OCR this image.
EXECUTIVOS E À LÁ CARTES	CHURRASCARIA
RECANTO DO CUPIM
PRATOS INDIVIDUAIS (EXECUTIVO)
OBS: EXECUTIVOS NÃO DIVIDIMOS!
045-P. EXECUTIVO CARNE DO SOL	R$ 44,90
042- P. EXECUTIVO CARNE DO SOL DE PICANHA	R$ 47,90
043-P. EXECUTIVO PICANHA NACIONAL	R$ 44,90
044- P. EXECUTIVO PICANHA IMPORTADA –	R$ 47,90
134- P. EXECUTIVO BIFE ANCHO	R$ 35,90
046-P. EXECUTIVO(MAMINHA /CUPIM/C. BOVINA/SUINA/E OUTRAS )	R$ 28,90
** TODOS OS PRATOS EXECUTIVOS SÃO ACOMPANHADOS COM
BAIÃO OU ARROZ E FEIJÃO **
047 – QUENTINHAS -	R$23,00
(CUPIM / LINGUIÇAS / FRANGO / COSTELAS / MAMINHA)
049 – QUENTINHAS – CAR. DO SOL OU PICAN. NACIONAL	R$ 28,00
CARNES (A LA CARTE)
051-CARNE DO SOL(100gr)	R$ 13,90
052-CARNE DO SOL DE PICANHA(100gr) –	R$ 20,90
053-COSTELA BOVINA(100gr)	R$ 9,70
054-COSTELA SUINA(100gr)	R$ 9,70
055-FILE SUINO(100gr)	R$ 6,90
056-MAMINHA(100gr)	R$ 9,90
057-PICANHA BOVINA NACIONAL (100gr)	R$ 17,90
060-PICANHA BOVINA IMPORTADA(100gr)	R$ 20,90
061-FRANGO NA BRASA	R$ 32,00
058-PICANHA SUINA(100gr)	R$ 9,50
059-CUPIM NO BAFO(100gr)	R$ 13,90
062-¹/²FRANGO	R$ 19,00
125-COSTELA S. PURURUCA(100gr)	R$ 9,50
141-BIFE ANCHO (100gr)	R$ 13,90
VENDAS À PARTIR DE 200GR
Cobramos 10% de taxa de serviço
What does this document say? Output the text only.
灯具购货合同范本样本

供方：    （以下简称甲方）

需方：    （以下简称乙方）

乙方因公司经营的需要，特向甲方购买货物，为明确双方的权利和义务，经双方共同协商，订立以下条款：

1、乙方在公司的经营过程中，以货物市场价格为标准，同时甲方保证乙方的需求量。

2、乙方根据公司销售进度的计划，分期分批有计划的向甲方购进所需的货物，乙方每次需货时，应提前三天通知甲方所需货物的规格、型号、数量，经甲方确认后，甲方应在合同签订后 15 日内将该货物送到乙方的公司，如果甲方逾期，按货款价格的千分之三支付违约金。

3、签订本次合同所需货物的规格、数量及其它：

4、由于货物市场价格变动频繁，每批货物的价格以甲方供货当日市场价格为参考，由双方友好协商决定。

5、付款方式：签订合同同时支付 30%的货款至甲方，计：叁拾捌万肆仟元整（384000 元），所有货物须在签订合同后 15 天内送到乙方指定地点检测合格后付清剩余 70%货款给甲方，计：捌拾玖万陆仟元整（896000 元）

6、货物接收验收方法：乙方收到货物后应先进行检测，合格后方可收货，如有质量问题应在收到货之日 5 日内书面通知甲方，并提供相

------------------------------------

What to work on: Reproduce the complete set of lines precisely as supplied.

Solution to this task:
OCR this image.
EXECUTIVOS E À LÁ CARTES	CHURRASCARIA
RECANTO DO CUPIM
PRATOS INDIVIDUAIS (EXECUTIVO)
OBS: EXECUTIVOS NÃO DIVIDIMOS!
045-P. EXECUTIVO CARNE DO SOL	R$ 44,90
042- P. EXECUTIVO CARNE DO SOL DE PICANHA	R$ 47,90
043-P. EXECUTIVO PICANHA NACIONAL	R$ 44,90
044- P. EXECUTIVO PICANHA IMPORTADA –	R$ 47,90
134- P. EXECUTIVO BIFE ANCHO	R$ 35,90
046-P. EXECUTIVO(MAMINHA /CUPIM/C. BOVINA/SUINA/E OUTRAS )	R$ 28,90
** TODOS OS PRATOS EXECUTIVOS SÃO ACOMPANHADOS COM
BAIÃO OU ARROZ E FEIJÃO **
047 – QUENTINHAS -	R$23,00
(CUPIM / LINGUIÇAS / FRANGO / COSTELAS / MAMINHA)
049 – QUENTINHAS – CAR. DO SOL OU PICAN. NACIONAL	R$ 28,00
CARNES (A LA CARTE)
051-CARNE DO SOL(100gr)	R$ 13,90
052-CARNE DO SOL DE PICANHA(100gr) –	R$ 20,90
053-COSTELA BOVINA(100gr)	R$ 9,70
054-COSTELA SUINA(100gr)	R$ 9,70
055-FILE SUINO(100gr)	R$ 6,90
056-MAMINHA(100gr)	R$ 9,90
057-PICANHA BOVINA NACIONAL (100gr)	R$ 17,90
060-PICANHA BOVINA IMPORTADA(100gr)	R$ 20,90
061-FRANGO NA BRASA	R$ 32,00
058-PICANHA SUINA(100gr)	R$ 9,50
059-CUPIM NO BAFO(100gr)	R$ 13,90
062-¹/²FRANGO	R$ 19,00
125-COSTELA S. PURURUCA(100gr)	R$ 9,50
141-BIFE ANCHO (100gr)	R$ 13,90
VENDAS À PARTIR DE 200GR
Cobramos 10% de taxa de serviço
What does this document say? Output the text only.
灯具购货合同范本样本

供方：    （以下简称甲方）

需方：    （以下简称乙方）

乙方因公司经营的需要，特向甲方购买货物，为明确双方的权利和义务，经双方共同协商，订立以下条款：

1、乙方在公司的经营过程中，以货物市场价格为标准，同时甲方保证乙方的需求量。

2、乙方根据公司销售进度的计划，分期分批有计划的向甲方购进所需的货物，乙方每次需货时，应提前三天通知甲方所需货物的规格、型号、数量，经甲方确认后，甲方应在合同签订后 15 日内将该货物送到乙方的公司，如果甲方逾期，按货款价格的千分之三支付违约金。

3、签订本次合同所需货物的规格、数量及其它：

4、由于货物市场价格变动频繁，每批货物的价格以甲方供货当日市场价格为参考，由双方友好协商决定。

5、付款方式：签订合同同时支付 30%的货款至甲方，计：叁拾捌万肆仟元整（384000 元），所有货物须在签订合同后 15 天内送到乙方指定地点检测合格后付清剩余 70%货款给甲方，计：捌拾玖万陆仟元整（896000 元）

6、货物接收验收方法：乙方收到货物后应先进行检测，合格后方可收货，如有质量问题应在收到货之日 5 日内书面通知甲方，并提供相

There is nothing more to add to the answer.